Work item:
Please repeat word for word the part of the sign language production text below that begins at the words "The results also" and stops after "gloss resources exist.".

In the team’s reported challenge comparison, TDM achieves BLEU-1 5, BLEU-4 6, ROUGE 7, WER 8, and the lowest DTW 9, placing second in the challenge table shown in that paper (He et al., 20 Mar 2025). The authors interpret the lowest DTW as evidence of strong temporal alignment quality, while the overall result supports the viability of gloss-free, text-conditioned diffusion for SLP (He et al., 20 Mar 2025).
6. Significance, limitations, and future trajectories
The challenge’s principal significance lies in standardization. The organizers released a public evaluation pipeline, including skeleton extraction, normalization, pose-based metrics, and a fixed back-translation network, explicitly to establish a consistent baseline for future SLP comparisons (Walsh et al., 9 Aug 2025). This addresses a problem already emphasized in review work: SLP evaluation has historically lacked standardized, comprehensive measures that jointly assess intelligibility, realism, and linguistic correctness (Rastgoo et al., 2021, Rastgoo et al., 2022).
The results also sharpen a central methodological trade-off. Retrieval-based systems grounded in gloss can yield highly expressive and accurate motion when a high-quality gloss-pose dictionary can be built, but gloss dependency does not scale well to open domains and to languages lacking full gloss annotation (Walsh et al., 9 Aug 2025). Gloss-free generative methods, including diffusion and latent autoencoding, reduce annotation dependence and remain competitive, but current models still struggle with prosody, sequence length, and subtle temporal rhythm (Walsh et al., 9 Aug 2025). This suggests that the challenge formalized a live controversy in SLP: whether the field should prioritize direct generative modeling or preserve symbolic intermediates wherever gloss resources exist.
The challenge also sits within a broader shift from 2D skeleton benchmarks toward richer motion representations and broader downstream uses. "SignAvatars" introduced a large-scale 3D multi-prompt benchmark with 70,000 videos, 8.34 million frames, 153 signers, and biomechanically valid body, hand, and face annotations, explicitly supporting 3D SLP from text scripts, individual words, and HamNoSys notation (Yu et al., 2023). "Using Sign Language Production as Data Augmentation to enhance Sign Language Translation" showed that skeleton-based production, sign stitching, SignGAN, and SignSplat can augment existing datasets and improve translation performance by up to 19% (Walsh et al., 11 Jun 2025). "Beyond Words: AuralLLM and SignMST-C for Sign Language Production and Bidirectional Accessibility" introduced CNText2Sign and CNSign as a unified environment for Chinese sign language, with direct pose assessment rather than sole reliance on back-translation (Li et al., 1 Jan 2025). More recently, "SignSparK: Efficient Multilingual Sign Language Production via Sparse Keyframe Learning" proposed sparse keyframe learning, Conditional Flow Matching, and 3D Gaussian Splatting across four sign languages, explicitly positioning itself against both regression-to-the-mean and robotic dictionary retrieval (Low et al., 11 Mar 2026).
Future work identified in the challenge report is correspondingly broad: reducing gloss reliance, improving fluency and co-articulation, devising better automatic or human-in-the-loop metrics, releasing complete preprocessing and extraction pipelines, leveraging LLMs and multimodal pretraining, and extending evaluation from pose generation to photorealistic signer or avatar video (Walsh et al., 9 Aug 2025). In that sense, the Sign Language Production Challenge is both a competition and a reference point: it consolidates a benchmark for T2P translation while exposing the unresolved questions that continue to define SLP research.

Entries supplied:

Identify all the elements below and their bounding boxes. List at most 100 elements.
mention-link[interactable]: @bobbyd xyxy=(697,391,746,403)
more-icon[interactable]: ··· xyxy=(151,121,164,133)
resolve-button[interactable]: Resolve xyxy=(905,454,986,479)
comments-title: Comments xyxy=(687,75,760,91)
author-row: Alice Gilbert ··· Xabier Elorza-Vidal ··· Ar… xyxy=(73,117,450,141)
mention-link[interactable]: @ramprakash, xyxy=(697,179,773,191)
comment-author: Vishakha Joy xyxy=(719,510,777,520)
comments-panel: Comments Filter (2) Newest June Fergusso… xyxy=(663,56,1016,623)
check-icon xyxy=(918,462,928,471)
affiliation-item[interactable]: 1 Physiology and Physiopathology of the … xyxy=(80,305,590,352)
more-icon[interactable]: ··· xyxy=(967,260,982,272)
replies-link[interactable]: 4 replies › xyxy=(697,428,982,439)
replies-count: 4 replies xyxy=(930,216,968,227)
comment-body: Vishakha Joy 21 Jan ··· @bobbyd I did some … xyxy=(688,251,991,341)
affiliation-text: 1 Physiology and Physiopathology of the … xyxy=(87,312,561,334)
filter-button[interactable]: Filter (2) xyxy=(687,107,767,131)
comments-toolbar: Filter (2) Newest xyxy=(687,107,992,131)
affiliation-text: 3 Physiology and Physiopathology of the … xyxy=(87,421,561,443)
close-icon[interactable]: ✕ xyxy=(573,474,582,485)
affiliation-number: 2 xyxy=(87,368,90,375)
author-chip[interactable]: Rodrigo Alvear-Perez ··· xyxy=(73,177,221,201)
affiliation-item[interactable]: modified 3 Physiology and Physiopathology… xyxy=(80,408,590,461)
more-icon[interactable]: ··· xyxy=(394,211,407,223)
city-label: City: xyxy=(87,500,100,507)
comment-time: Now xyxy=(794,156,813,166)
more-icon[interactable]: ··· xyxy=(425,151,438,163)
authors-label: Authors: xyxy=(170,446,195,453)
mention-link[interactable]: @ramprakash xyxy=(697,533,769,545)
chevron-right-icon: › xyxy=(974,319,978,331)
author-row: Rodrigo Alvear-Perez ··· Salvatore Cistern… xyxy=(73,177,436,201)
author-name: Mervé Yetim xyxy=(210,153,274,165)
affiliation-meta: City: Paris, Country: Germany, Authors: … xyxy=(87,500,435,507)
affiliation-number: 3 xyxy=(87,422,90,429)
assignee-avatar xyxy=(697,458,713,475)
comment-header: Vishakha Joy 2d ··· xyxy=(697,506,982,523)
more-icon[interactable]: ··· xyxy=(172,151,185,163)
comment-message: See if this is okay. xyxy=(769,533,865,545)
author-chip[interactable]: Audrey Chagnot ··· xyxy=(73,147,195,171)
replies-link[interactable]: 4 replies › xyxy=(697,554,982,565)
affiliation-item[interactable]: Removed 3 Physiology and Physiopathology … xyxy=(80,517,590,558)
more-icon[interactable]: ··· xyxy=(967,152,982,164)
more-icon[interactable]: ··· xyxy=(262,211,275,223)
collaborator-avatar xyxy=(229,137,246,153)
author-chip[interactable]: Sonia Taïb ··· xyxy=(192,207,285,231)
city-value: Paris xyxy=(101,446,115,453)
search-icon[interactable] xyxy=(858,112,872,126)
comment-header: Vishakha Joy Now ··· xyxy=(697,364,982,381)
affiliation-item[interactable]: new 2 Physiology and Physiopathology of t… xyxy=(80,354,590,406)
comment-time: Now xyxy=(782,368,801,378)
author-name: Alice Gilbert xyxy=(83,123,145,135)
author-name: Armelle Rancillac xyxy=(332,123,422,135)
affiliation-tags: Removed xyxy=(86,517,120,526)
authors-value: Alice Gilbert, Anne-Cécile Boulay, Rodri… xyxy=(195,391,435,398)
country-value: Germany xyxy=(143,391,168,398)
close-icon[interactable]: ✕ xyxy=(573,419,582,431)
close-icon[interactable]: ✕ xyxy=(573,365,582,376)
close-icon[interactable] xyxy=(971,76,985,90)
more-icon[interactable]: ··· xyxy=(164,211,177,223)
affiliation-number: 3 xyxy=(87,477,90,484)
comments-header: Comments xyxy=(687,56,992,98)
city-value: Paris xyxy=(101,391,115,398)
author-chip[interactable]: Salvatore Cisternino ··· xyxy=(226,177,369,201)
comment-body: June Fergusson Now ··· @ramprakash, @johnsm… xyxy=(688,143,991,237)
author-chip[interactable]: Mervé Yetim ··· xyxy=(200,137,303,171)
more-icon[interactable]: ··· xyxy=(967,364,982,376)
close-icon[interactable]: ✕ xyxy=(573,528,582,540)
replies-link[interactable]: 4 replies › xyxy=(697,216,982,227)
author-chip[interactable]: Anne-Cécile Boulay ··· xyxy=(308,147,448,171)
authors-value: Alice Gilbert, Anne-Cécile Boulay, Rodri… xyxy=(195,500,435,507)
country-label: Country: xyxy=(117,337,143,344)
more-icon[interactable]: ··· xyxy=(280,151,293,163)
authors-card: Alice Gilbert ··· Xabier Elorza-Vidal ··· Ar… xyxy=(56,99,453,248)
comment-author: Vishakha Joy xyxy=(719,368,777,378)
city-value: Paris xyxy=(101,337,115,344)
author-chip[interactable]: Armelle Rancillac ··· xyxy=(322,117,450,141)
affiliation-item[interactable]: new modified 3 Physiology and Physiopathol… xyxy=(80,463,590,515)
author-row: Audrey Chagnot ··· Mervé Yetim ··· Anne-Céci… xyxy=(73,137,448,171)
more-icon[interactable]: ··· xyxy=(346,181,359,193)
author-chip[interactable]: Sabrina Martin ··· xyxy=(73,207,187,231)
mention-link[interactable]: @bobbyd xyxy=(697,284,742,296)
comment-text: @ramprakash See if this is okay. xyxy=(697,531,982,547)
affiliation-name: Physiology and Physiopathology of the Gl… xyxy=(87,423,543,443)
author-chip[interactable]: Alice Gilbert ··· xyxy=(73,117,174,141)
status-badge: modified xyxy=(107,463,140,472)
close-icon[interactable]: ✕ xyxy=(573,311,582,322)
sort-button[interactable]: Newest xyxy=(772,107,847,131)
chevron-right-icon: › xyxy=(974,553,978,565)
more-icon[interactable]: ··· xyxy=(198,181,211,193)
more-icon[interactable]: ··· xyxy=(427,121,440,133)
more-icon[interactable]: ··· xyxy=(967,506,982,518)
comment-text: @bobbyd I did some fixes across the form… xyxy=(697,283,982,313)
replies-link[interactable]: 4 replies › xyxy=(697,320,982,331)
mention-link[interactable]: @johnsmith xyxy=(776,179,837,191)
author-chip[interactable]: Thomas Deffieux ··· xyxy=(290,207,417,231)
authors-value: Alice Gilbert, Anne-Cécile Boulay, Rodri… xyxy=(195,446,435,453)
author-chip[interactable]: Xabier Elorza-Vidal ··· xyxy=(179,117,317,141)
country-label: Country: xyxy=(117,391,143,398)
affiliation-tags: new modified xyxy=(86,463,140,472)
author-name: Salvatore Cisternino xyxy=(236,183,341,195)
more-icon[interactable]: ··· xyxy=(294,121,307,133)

Task response:
The results also sharpen a central methodological trade-off. Retrieval-based systems grounded in gloss can yield highly expressive and accurate motion when a high-quality gloss-pose dictionary can be built, but gloss dependency does not scale well to open domains and to languages lacking full gloss annotation (Walsh et al., 9 Aug 2025). Gloss-free generative methods, including diffusion and latent autoencoding, reduce annotation dependence and remain competitive, but current models still struggle with prosody, sequence length, and subtle temporal rhythm (Walsh et al., 9 Aug 2025). This suggests that the challenge formalized a live controversy in SLP: whether the field should prioritize direct generative modeling or preserve symbolic intermediates wherever gloss resources exist.